• **Records for the exercise**:

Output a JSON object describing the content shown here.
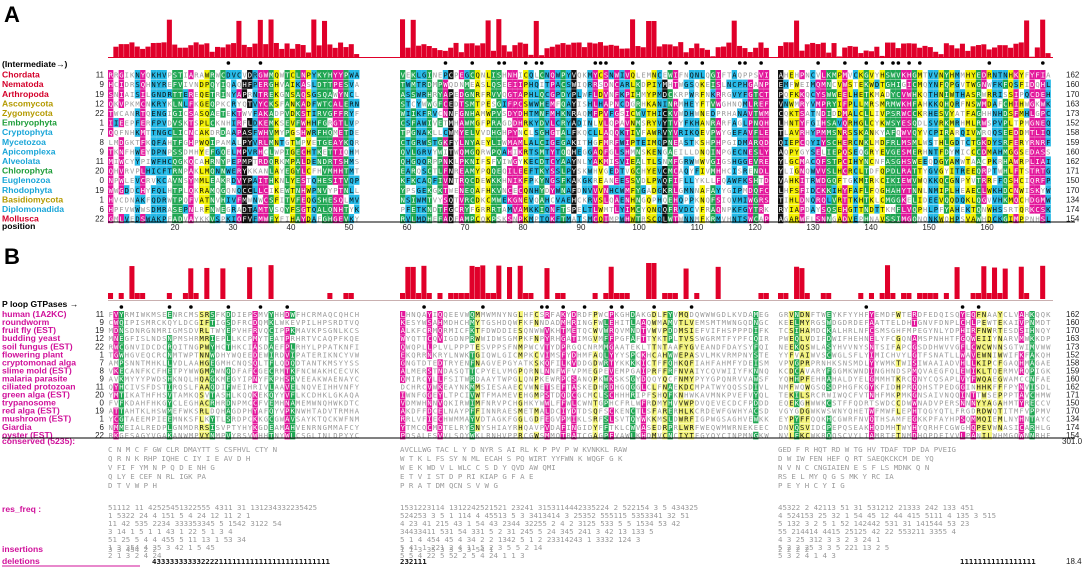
{
  "colors": {
    "hist": "#e0002a",
    "green": "#1fa652",
    "magenta": "#e3169b",
    "yellow": "#f2f000",
    "cyan": "#23b8e6",
    "black": "#111111",
    "pale_yellow": "#f3f37a",
    "grey_text": "#9a9a9a",
    "taxon_red": "#d4002a",
    "taxon_olive": "#b49a00",
    "taxon_green": "#1f9e3a",
    "taxon_cyan": "#1aa6d8",
    "label_magenta": "#d0109a"
  },
  "panelA": {
    "letter": "A",
    "header_label": "(Intermediate→)",
    "position_label": "position",
    "taxa": [
      {
        "name": "Chordata",
        "color": "taxon_red",
        "start": "11",
        "end": "162"
      },
      {
        "name": "Nematoda",
        "color": "taxon_red",
        "start": "9",
        "end": "160"
      },
      {
        "name": "Arthropoda",
        "color": "taxon_red",
        "start": "19",
        "end": "170"
      },
      {
        "name": "Ascomycota",
        "color": "taxon_olive",
        "start": "12",
        "end": "163"
      },
      {
        "name": "Zygomycota",
        "color": "taxon_olive",
        "start": "22",
        "end": "173"
      },
      {
        "name": "Embryophyta",
        "color": "taxon_green",
        "start": "1",
        "end": "152"
      },
      {
        "name": "Cryptophyta",
        "color": "taxon_cyan",
        "start": "7",
        "end": "158"
      },
      {
        "name": "Mycetozoa",
        "color": "taxon_cyan",
        "start": "8",
        "end": "159"
      },
      {
        "name": "Apicomplexa",
        "color": "taxon_cyan",
        "start": "9",
        "end": "160"
      },
      {
        "name": "Alveolata",
        "color": "taxon_cyan",
        "start": "11",
        "end": "162"
      },
      {
        "name": "Chlorophyta",
        "color": "taxon_green",
        "start": "20",
        "end": "171"
      },
      {
        "name": "Euglenozoa",
        "color": "taxon_cyan",
        "start": "0",
        "end": "150"
      },
      {
        "name": "Rhodophyta",
        "color": "taxon_cyan",
        "start": "19",
        "end": "170"
      },
      {
        "name": "Basidiomycota",
        "color": "taxon_olive",
        "start": "1",
        "end": "134"
      },
      {
        "name": "Diplomonadida",
        "color": "taxon_cyan",
        "start": "6",
        "end": "174"
      },
      {
        "name": "Mollusca",
        "color": "taxon_red",
        "start": "22",
        "end": "154"
      }
    ],
    "ticks": [
      "20",
      "30",
      "40",
      "50",
      "60",
      "70",
      "80",
      "90",
      "100",
      "110",
      "120",
      "130",
      "140",
      "150",
      "160"
    ]
  },
  "panelB": {
    "letter": "B",
    "header_label": "P loop GTPases →",
    "taxa": [
      {
        "name": "human (1A2KC)",
        "start": "11",
        "end": "162"
      },
      {
        "name": "roundworm",
        "start": "9",
        "end": "160"
      },
      {
        "name": "fruit fly (EST)",
        "start": "19",
        "end": "170"
      },
      {
        "name": "budding yeast",
        "start": "12",
        "end": "163"
      },
      {
        "name": "soil fungus (EST)",
        "start": "22",
        "end": "173"
      },
      {
        "name": "flowering plant",
        "start": "1",
        "end": "152"
      },
      {
        "name": "cryptomonad alga",
        "start": "7",
        "end": "158"
      },
      {
        "name": "slime mold (EST)",
        "start": "8",
        "end": "159"
      },
      {
        "name": "malaria parasite",
        "start": "9",
        "end": "160"
      },
      {
        "name": "ciliated protozoan",
        "start": "11",
        "end": "162"
      },
      {
        "name": "green alga (EST)",
        "start": "20",
        "end": "171"
      },
      {
        "name": "trypanosome",
        "start": "0",
        "end": "150"
      },
      {
        "name": "red alga (EST)",
        "start": "19",
        "end": "170"
      },
      {
        "name": "mushroom (EST)",
        "start": "1",
        "end": "134"
      },
      {
        "name": "Giardia",
        "start": "6",
        "end": "174"
      },
      {
        "name": "oyster (EST)",
        "start": "22",
        "end": "154"
      }
    ],
    "conserved_label": "conserved (5235):",
    "conserved_value": "301.0",
    "res_freq_label": "res_freq :",
    "insertions_label": "insertions",
    "deletions_label": "deletions",
    "deletions_value": "18.4",
    "deletions_seq_1": "4333333333322221111111111111111111111111",
    "deletions_seq_2": "232111",
    "deletions_seq_3": "11111111111111111"
  }
}
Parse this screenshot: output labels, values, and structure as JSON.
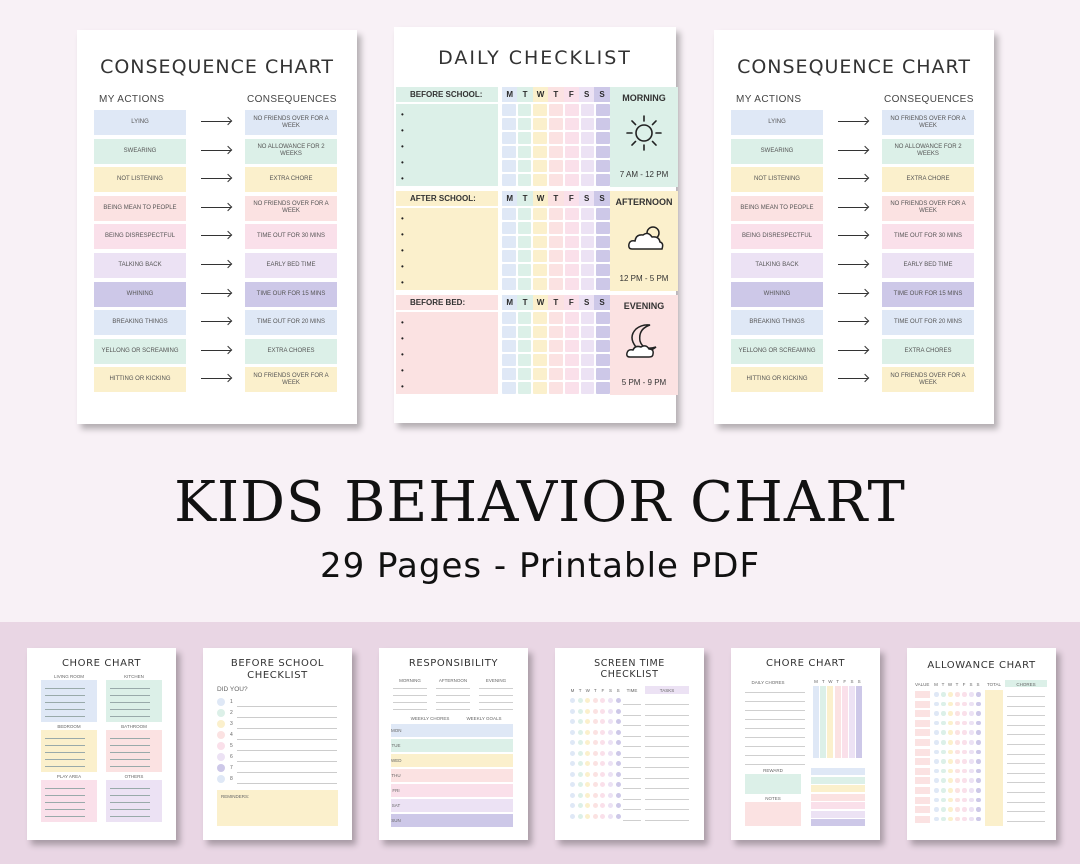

• **To do**:
Repeat the listing above exactly, with no pictures.

• **Answer to the problem**:
Output a JSON object describing the content shown here.
{
  "colors": {
    "hist": "#e0002a",
    "green": "#1fa652",
    "magenta": "#e3169b",
    "yellow": "#f2f000",
    "cyan": "#23b8e6",
    "black": "#111111",
    "pale_yellow": "#f3f37a",
    "grey_text": "#9a9a9a",
    "taxon_red": "#d4002a",
    "taxon_olive": "#b49a00",
    "taxon_green": "#1f9e3a",
    "taxon_cyan": "#1aa6d8",
    "label_magenta": "#d0109a"
  },
  "panelA": {
    "letter": "A",
    "header_label": "(Intermediate→)",
    "position_label": "position",
    "taxa": [
      {
        "name": "Chordata",
        "color": "taxon_red",
        "start": "11",
        "end": "162"
      },
      {
        "name": "Nematoda",
        "color": "taxon_red",
        "start": "9",
        "end": "160"
      },
      {
        "name": "Arthropoda",
        "color": "taxon_red",
        "start": "19",
        "end": "170"
      },
      {
        "name": "Ascomycota",
        "color": "taxon_olive",
        "start": "12",
        "end": "163"
      },
      {
        "name": "Zygomycota",
        "color": "taxon_olive",
        "start": "22",
        "end": "173"
      },
      {
        "name": "Embryophyta",
        "color": "taxon_green",
        "start": "1",
        "end": "152"
      },
      {
        "name": "Cryptophyta",
        "color": "taxon_cyan",
        "start": "7",
        "end": "158"
      },
      {
        "name": "Mycetozoa",
        "color": "taxon_cyan",
        "start": "8",
        "end": "159"
      },
      {
        "name": "Apicomplexa",
        "color": "taxon_cyan",
        "start": "9",
        "end": "160"
      },
      {
        "name": "Alveolata",
        "color": "taxon_cyan",
        "start": "11",
        "end": "162"
      },
      {
        "name": "Chlorophyta",
        "color": "taxon_green",
        "start": "20",
        "end": "171"
      },
      {
        "name": "Euglenozoa",
        "color": "taxon_cyan",
        "start": "0",
        "end": "150"
      },
      {
        "name": "Rhodophyta",
        "color": "taxon_cyan",
        "start": "19",
        "end": "170"
      },
      {
        "name": "Basidiomycota",
        "color": "taxon_olive",
        "start": "1",
        "end": "134"
      },
      {
        "name": "Diplomonadida",
        "color": "taxon_cyan",
        "start": "6",
        "end": "174"
      },
      {
        "name": "Mollusca",
        "color": "taxon_red",
        "start": "22",
        "end": "154"
      }
    ],
    "ticks": [
      "20",
      "30",
      "40",
      "50",
      "60",
      "70",
      "80",
      "90",
      "100",
      "110",
      "120",
      "130",
      "140",
      "150",
      "160"
    ]
  },
  "panelB": {
    "letter": "B",
    "header_label": "P loop GTPases →",
    "taxa": [
      {
        "name": "human (1A2KC)",
        "start": "11",
        "end": "162"
      },
      {
        "name": "roundworm",
        "start": "9",
        "end": "160"
      },
      {
        "name": "fruit fly (EST)",
        "start": "19",
        "end": "170"
      },
      {
        "name": "budding yeast",
        "start": "12",
        "end": "163"
      },
      {
        "name": "soil fungus (EST)",
        "start": "22",
        "end": "173"
      },
      {
        "name": "flowering plant",
        "start": "1",
        "end": "152"
      },
      {
        "name": "cryptomonad alga",
        "start": "7",
        "end": "158"
      },
      {
        "name": "slime mold (EST)",
        "start": "8",
        "end": "159"
      },
      {
        "name": "malaria parasite",
        "start": "9",
        "end": "160"
      },
      {
        "name": "ciliated protozoan",
        "start": "11",
        "end": "162"
      },
      {
        "name": "green alga (EST)",
        "start": "20",
        "end": "171"
      },
      {
        "name": "trypanosome",
        "start": "0",
        "end": "150"
      },
      {
        "name": "red alga (EST)",
        "start": "19",
        "end": "170"
      },
      {
        "name": "mushroom (EST)",
        "start": "1",
        "end": "134"
      },
      {
        "name": "Giardia",
        "start": "6",
        "end": "174"
      },
      {
        "name": "oyster (EST)",
        "start": "22",
        "end": "154"
      }
    ],
    "conserved_label": "conserved (5235):",
    "conserved_value": "301.0",
    "res_freq_label": "res_freq :",
    "insertions_label": "insertions",
    "deletions_label": "deletions",
    "deletions_value": "18.4",
    "deletions_seq_1": "4333333333322221111111111111111111111111",
    "deletions_seq_2": "232111",
    "deletions_seq_3": "11111111111111111"
  }
}
Parse this screenshot: output labels, values, and structure as JSON.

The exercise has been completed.